# Data lines start

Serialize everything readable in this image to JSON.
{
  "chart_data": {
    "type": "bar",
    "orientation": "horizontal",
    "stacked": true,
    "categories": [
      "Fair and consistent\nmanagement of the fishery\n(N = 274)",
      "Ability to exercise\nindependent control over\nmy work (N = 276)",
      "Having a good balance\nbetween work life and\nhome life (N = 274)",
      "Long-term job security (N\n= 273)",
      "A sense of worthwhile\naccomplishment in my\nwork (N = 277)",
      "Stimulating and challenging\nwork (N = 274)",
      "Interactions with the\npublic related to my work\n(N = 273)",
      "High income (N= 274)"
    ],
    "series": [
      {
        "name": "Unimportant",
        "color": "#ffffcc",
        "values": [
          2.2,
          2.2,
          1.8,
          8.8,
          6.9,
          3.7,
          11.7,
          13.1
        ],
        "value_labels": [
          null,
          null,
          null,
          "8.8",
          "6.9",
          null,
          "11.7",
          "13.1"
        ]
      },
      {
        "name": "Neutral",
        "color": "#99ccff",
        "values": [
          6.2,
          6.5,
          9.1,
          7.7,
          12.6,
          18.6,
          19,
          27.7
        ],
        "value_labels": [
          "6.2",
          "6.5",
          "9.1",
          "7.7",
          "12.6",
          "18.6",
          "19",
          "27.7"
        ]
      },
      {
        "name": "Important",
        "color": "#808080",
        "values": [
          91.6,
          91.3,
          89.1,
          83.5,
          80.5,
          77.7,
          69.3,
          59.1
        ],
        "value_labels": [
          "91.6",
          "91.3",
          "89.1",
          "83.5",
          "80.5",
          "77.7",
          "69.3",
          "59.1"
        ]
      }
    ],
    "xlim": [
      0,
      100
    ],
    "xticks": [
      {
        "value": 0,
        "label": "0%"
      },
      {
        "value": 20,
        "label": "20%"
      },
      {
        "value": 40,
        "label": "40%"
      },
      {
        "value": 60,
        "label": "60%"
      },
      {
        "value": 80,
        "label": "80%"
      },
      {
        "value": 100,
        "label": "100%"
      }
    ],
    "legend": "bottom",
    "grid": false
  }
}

# Data lines end
# Data lines start

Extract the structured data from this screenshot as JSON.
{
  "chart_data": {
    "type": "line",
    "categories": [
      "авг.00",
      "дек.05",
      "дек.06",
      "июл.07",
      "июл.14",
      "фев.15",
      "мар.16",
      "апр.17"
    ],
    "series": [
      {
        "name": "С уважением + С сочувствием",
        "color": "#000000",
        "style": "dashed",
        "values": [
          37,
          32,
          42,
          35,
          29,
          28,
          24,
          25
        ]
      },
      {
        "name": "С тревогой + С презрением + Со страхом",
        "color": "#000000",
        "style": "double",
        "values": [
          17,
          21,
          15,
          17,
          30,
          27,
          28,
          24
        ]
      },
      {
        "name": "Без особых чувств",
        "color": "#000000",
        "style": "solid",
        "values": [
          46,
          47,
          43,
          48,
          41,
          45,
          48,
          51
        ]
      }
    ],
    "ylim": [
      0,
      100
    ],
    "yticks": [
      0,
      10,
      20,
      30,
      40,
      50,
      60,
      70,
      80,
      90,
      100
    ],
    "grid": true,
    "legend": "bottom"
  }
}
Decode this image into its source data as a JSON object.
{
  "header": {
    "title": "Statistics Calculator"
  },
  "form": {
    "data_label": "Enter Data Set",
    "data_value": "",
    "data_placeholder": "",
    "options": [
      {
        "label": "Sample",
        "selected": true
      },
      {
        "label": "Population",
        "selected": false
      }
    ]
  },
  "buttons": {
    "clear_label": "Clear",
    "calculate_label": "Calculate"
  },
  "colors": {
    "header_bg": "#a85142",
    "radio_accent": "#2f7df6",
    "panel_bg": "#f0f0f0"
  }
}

# Data lines end
# Data lines start

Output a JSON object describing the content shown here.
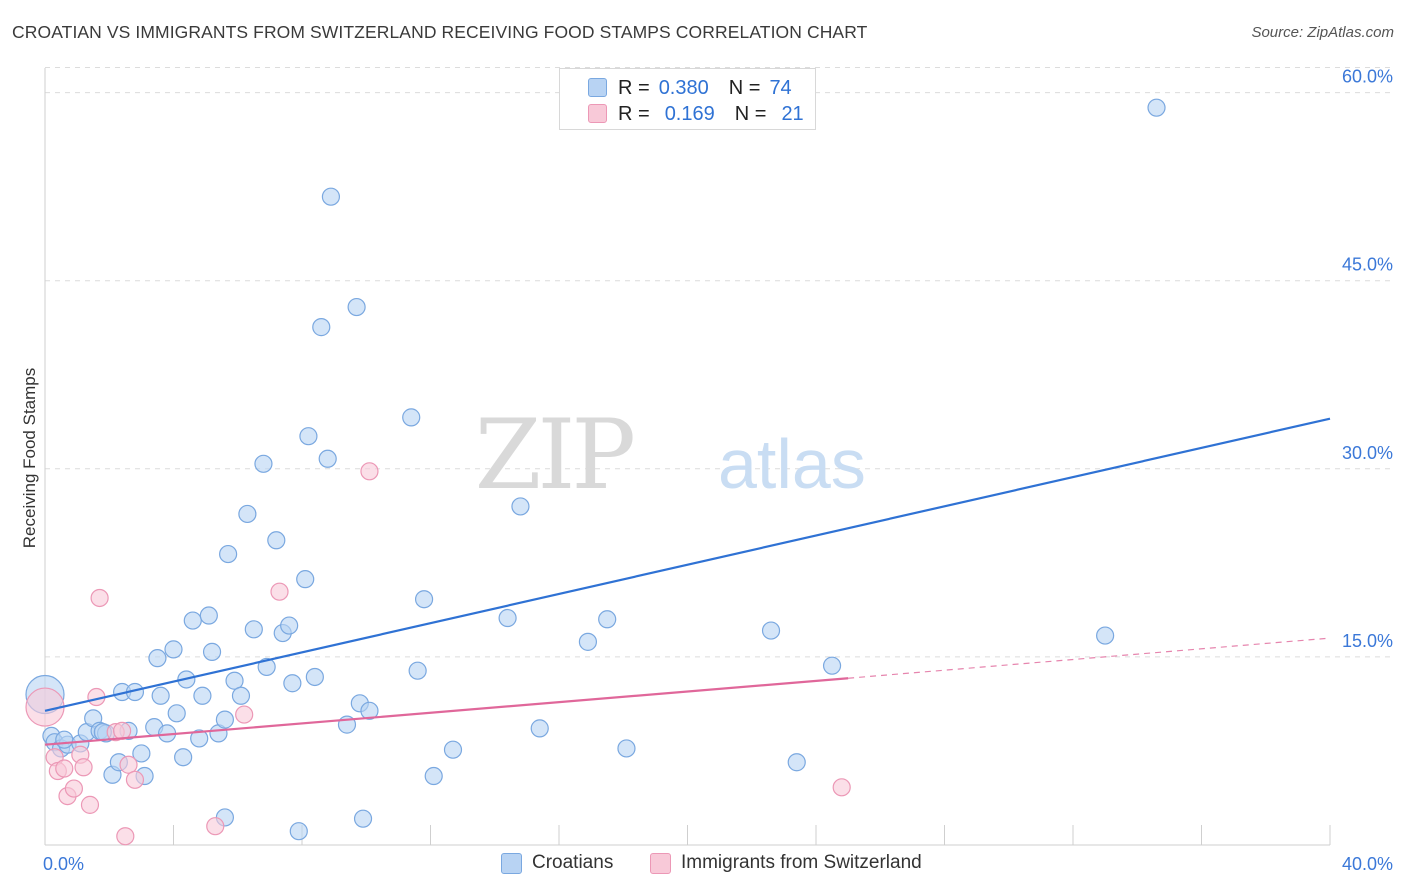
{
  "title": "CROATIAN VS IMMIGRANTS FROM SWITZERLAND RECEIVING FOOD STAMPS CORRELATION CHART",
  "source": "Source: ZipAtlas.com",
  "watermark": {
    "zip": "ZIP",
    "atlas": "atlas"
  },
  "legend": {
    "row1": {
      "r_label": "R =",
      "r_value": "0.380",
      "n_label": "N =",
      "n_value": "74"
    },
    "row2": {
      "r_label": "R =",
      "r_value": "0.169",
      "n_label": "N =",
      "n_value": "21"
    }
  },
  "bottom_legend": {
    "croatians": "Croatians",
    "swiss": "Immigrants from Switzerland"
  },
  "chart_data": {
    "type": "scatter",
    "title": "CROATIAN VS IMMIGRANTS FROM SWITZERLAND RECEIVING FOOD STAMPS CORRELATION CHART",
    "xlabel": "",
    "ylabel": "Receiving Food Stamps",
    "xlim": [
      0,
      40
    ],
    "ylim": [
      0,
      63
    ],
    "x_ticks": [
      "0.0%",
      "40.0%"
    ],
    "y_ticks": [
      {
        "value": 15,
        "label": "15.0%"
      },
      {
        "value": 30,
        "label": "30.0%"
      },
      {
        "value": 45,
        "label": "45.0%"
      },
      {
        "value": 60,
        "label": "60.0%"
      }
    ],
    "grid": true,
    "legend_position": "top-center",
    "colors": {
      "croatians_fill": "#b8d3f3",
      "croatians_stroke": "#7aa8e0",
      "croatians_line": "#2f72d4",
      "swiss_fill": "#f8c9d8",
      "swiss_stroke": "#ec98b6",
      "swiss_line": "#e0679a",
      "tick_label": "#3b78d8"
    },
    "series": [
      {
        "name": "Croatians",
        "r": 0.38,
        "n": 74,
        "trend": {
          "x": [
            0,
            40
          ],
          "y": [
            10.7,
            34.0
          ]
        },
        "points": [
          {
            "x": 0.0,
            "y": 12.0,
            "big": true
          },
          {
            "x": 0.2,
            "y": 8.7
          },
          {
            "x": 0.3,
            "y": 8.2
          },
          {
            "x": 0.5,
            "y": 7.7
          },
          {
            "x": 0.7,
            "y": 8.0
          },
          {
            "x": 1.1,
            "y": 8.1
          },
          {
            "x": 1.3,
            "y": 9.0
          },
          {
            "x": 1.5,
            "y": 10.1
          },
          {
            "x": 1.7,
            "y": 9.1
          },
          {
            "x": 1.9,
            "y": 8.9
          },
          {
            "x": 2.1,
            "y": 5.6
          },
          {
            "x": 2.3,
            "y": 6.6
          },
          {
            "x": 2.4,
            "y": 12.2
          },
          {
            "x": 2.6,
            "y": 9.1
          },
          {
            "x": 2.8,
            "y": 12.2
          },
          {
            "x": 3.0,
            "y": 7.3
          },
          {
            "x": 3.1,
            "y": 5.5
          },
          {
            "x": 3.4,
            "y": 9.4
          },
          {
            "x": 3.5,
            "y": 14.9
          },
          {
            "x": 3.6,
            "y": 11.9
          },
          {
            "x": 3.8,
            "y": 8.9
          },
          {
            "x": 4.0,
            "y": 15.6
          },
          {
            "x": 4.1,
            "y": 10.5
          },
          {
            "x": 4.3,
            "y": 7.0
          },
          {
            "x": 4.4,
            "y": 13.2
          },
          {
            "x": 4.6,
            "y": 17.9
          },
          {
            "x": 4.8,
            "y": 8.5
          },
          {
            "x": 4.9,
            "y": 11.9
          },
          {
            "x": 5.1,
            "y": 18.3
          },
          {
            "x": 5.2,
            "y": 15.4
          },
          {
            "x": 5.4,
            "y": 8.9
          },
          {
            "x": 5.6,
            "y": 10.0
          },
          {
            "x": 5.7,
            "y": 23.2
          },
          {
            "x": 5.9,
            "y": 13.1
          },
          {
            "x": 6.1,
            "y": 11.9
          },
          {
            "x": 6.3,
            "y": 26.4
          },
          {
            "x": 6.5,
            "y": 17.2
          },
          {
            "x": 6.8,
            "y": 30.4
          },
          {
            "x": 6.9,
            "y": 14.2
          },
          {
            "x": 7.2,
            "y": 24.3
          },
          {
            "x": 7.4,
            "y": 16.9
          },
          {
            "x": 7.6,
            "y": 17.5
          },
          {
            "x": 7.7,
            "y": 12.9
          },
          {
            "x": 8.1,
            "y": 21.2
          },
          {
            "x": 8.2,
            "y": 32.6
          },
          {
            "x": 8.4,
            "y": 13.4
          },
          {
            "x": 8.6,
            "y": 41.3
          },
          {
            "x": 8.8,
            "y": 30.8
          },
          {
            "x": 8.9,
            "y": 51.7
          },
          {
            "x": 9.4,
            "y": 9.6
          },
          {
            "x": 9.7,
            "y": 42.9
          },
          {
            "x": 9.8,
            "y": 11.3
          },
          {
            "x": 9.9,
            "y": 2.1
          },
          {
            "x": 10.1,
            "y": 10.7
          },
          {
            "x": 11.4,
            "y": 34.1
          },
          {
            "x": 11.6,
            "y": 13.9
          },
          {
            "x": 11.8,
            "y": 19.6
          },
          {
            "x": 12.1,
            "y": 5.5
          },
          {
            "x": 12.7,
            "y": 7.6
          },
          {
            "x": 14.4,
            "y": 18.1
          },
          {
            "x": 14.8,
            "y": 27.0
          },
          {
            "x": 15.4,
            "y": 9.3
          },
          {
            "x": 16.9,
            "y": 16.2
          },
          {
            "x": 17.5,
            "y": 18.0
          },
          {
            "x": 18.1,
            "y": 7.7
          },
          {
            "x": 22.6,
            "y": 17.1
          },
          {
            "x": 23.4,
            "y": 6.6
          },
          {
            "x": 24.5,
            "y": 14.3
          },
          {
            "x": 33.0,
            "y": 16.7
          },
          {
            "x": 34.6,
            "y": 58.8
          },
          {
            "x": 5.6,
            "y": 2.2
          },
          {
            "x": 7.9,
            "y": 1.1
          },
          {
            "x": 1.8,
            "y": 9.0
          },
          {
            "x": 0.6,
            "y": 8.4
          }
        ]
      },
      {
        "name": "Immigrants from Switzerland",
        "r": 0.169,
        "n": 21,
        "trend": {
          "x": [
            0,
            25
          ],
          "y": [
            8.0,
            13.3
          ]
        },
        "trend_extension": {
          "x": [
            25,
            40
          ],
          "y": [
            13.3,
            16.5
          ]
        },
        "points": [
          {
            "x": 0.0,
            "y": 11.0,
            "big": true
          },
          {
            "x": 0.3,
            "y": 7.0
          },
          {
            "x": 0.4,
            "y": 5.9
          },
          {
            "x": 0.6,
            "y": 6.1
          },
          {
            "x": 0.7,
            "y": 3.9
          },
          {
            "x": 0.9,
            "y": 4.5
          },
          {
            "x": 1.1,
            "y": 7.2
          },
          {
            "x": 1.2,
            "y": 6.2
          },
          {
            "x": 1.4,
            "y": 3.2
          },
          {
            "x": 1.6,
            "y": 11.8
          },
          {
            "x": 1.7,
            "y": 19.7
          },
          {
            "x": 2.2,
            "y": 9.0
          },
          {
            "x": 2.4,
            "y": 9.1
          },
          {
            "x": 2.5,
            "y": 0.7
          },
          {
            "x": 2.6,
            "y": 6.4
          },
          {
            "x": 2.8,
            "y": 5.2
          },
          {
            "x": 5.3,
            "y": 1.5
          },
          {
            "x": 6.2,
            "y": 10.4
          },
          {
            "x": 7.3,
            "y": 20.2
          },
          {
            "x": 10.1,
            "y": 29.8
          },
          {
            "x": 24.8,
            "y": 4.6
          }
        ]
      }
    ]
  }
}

# Data lines end

__Work required__.
Return from the data every line that holds "object".

__Solution below__.
Decode this image into its source data as a JSON object.
Output a JSON object describing the content shown here.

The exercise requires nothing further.